▸ WRITTEN PROBLEM: Take the material below and retype it in full; pictures are left out.

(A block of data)
--

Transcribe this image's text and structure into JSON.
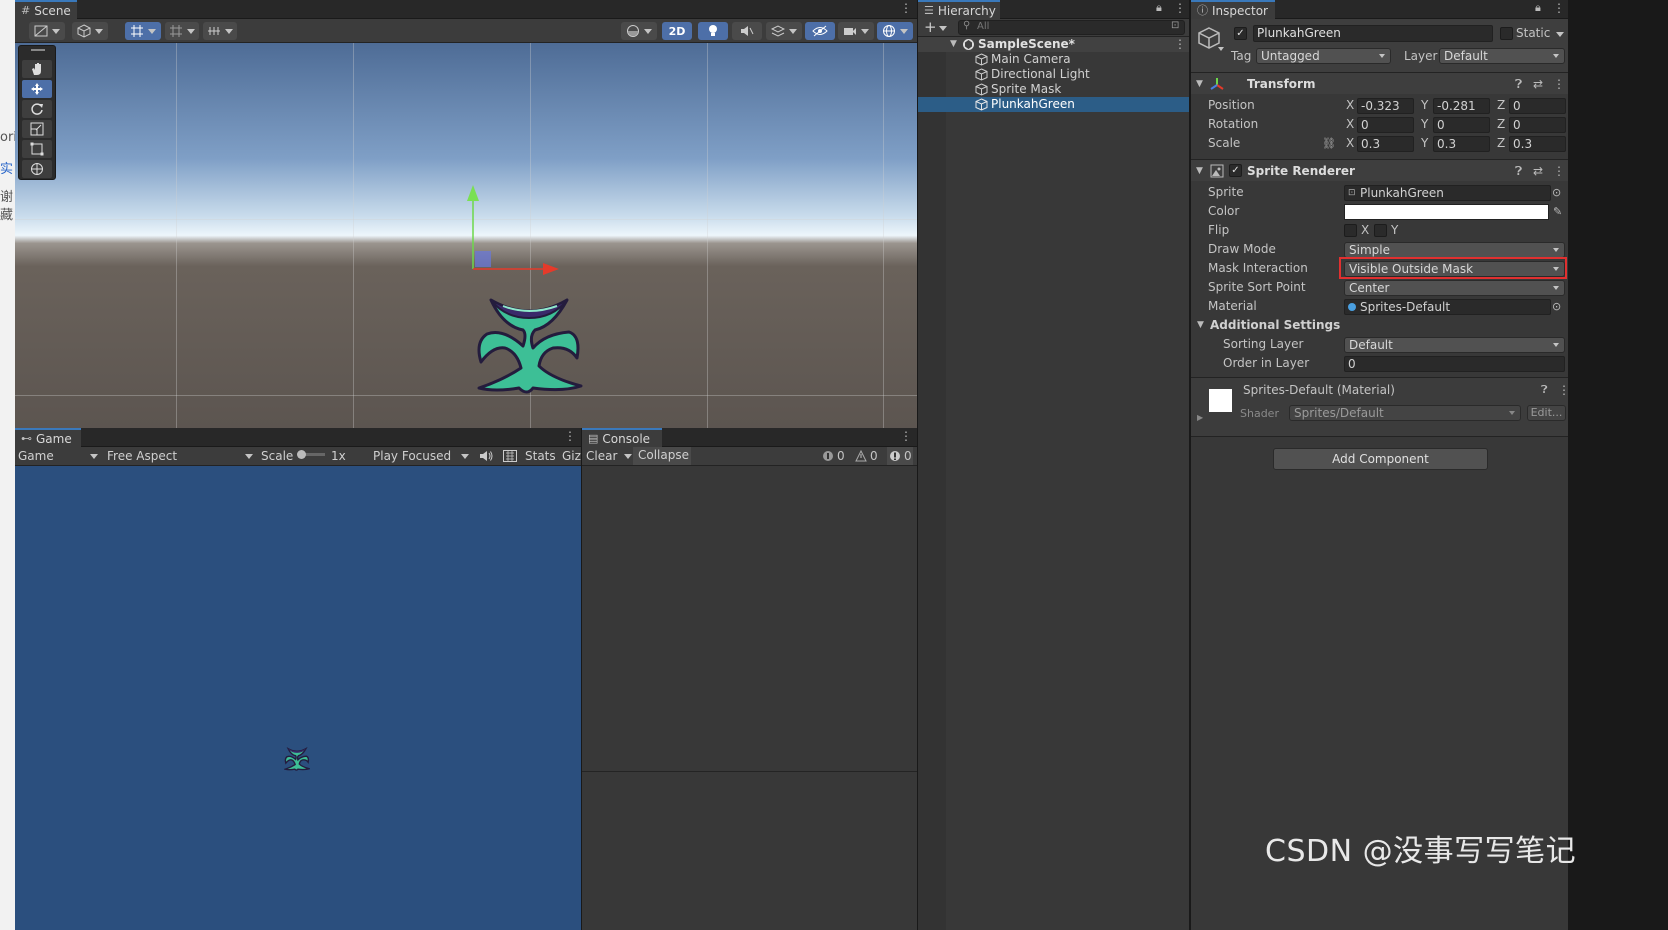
{
  "left_strip": {
    "chars": [
      "ori",
      "实",
      "谢",
      "藏"
    ]
  },
  "scene": {
    "tab_label": "Scene",
    "toolbar": {
      "mode_2d": "2D"
    }
  },
  "game": {
    "tab_label": "Game",
    "display_dropdown": "Game",
    "aspect_dropdown": "Free Aspect",
    "scale_label": "Scale",
    "scale_value": "1x",
    "play_mode_dropdown": "Play Focused",
    "stats_label": "Stats",
    "gizmos_label": "Giz"
  },
  "console": {
    "tab_label": "Console",
    "clear_label": "Clear",
    "collapse_label": "Collapse",
    "log_count": "0",
    "warning_count": "0",
    "error_count": "0"
  },
  "hierarchy": {
    "tab_label": "Hierarchy",
    "search_placeholder": "All",
    "scene_name": "SampleScene*",
    "items": [
      {
        "label": "Main Camera"
      },
      {
        "label": "Directional Light"
      },
      {
        "label": "Sprite Mask"
      },
      {
        "label": "PlunkahGreen",
        "selected": true
      }
    ]
  },
  "inspector": {
    "tab_label": "Inspector",
    "object_name": "PlunkahGreen",
    "static_label": "Static",
    "tag_label": "Tag",
    "tag_value": "Untagged",
    "layer_label": "Layer",
    "layer_value": "Default",
    "transform": {
      "title": "Transform",
      "position_label": "Position",
      "rotation_label": "Rotation",
      "scale_label": "Scale",
      "position": {
        "x": "-0.323",
        "y": "-0.281",
        "z": "0"
      },
      "rotation": {
        "x": "0",
        "y": "0",
        "z": "0"
      },
      "scale": {
        "x": "0.3",
        "y": "0.3",
        "z": "0.3"
      }
    },
    "sprite_renderer": {
      "title": "Sprite Renderer",
      "sprite_label": "Sprite",
      "sprite_value": "PlunkahGreen",
      "color_label": "Color",
      "color_value": "#ffffff",
      "flip_label": "Flip",
      "flip_x": "X",
      "flip_y": "Y",
      "draw_mode_label": "Draw Mode",
      "draw_mode_value": "Simple",
      "mask_interaction_label": "Mask Interaction",
      "mask_interaction_value": "Visible Outside Mask",
      "sort_point_label": "Sprite Sort Point",
      "sort_point_value": "Center",
      "material_label": "Material",
      "material_value": "Sprites-Default",
      "additional_settings_label": "Additional Settings",
      "sorting_layer_label": "Sorting Layer",
      "sorting_layer_value": "Default",
      "order_in_layer_label": "Order in Layer",
      "order_in_layer_value": "0"
    },
    "material": {
      "title": "Sprites-Default (Material)",
      "shader_label": "Shader",
      "shader_value": "Sprites/Default",
      "edit_label": "Edit..."
    },
    "add_component_label": "Add Component"
  },
  "watermark": "CSDN @没事写写笔记",
  "colors": {
    "accent_blue": "#3a79bb",
    "selection": "#2c5d87",
    "highlight_red": "#e03030",
    "game_bg": "#2b4f7e",
    "plant_teal": "#3dbf96",
    "plant_purple": "#3a2a6a"
  }
}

--

▸ CORRECT RESULT:
Transcribe this image's text and structure into JSON.
{
  "left_strip": {
    "chars": [
      "ori",
      "实",
      "谢",
      "藏"
    ]
  },
  "scene": {
    "tab_label": "Scene",
    "toolbar": {
      "mode_2d": "2D"
    }
  },
  "game": {
    "tab_label": "Game",
    "display_dropdown": "Game",
    "aspect_dropdown": "Free Aspect",
    "scale_label": "Scale",
    "scale_value": "1x",
    "play_mode_dropdown": "Play Focused",
    "stats_label": "Stats",
    "gizmos_label": "Giz"
  },
  "console": {
    "tab_label": "Console",
    "clear_label": "Clear",
    "collapse_label": "Collapse",
    "log_count": "0",
    "warning_count": "0",
    "error_count": "0"
  },
  "hierarchy": {
    "tab_label": "Hierarchy",
    "search_placeholder": "All",
    "scene_name": "SampleScene*",
    "items": [
      {
        "label": "Main Camera"
      },
      {
        "label": "Directional Light"
      },
      {
        "label": "Sprite Mask"
      },
      {
        "label": "PlunkahGreen",
        "selected": true
      }
    ]
  },
  "inspector": {
    "tab_label": "Inspector",
    "object_name": "PlunkahGreen",
    "static_label": "Static",
    "tag_label": "Tag",
    "tag_value": "Untagged",
    "layer_label": "Layer",
    "layer_value": "Default",
    "transform": {
      "title": "Transform",
      "position_label": "Position",
      "rotation_label": "Rotation",
      "scale_label": "Scale",
      "position": {
        "x": "-0.323",
        "y": "-0.281",
        "z": "0"
      },
      "rotation": {
        "x": "0",
        "y": "0",
        "z": "0"
      },
      "scale": {
        "x": "0.3",
        "y": "0.3",
        "z": "0.3"
      }
    },
    "sprite_renderer": {
      "title": "Sprite Renderer",
      "sprite_label": "Sprite",
      "sprite_value": "PlunkahGreen",
      "color_label": "Color",
      "color_value": "#ffffff",
      "flip_label": "Flip",
      "flip_x": "X",
      "flip_y": "Y",
      "draw_mode_label": "Draw Mode",
      "draw_mode_value": "Simple",
      "mask_interaction_label": "Mask Interaction",
      "mask_interaction_value": "Visible Outside Mask",
      "sort_point_label": "Sprite Sort Point",
      "sort_point_value": "Center",
      "material_label": "Material",
      "material_value": "Sprites-Default",
      "additional_settings_label": "Additional Settings",
      "sorting_layer_label": "Sorting Layer",
      "sorting_layer_value": "Default",
      "order_in_layer_label": "Order in Layer",
      "order_in_layer_value": "0"
    },
    "material": {
      "title": "Sprites-Default (Material)",
      "shader_label": "Shader",
      "shader_value": "Sprites/Default",
      "edit_label": "Edit..."
    },
    "add_component_label": "Add Component"
  },
  "watermark": "CSDN @没事写写笔记",
  "colors": {
    "accent_blue": "#3a79bb",
    "selection": "#2c5d87",
    "highlight_red": "#e03030",
    "game_bg": "#2b4f7e",
    "plant_teal": "#3dbf96",
    "plant_purple": "#3a2a6a"
  }
}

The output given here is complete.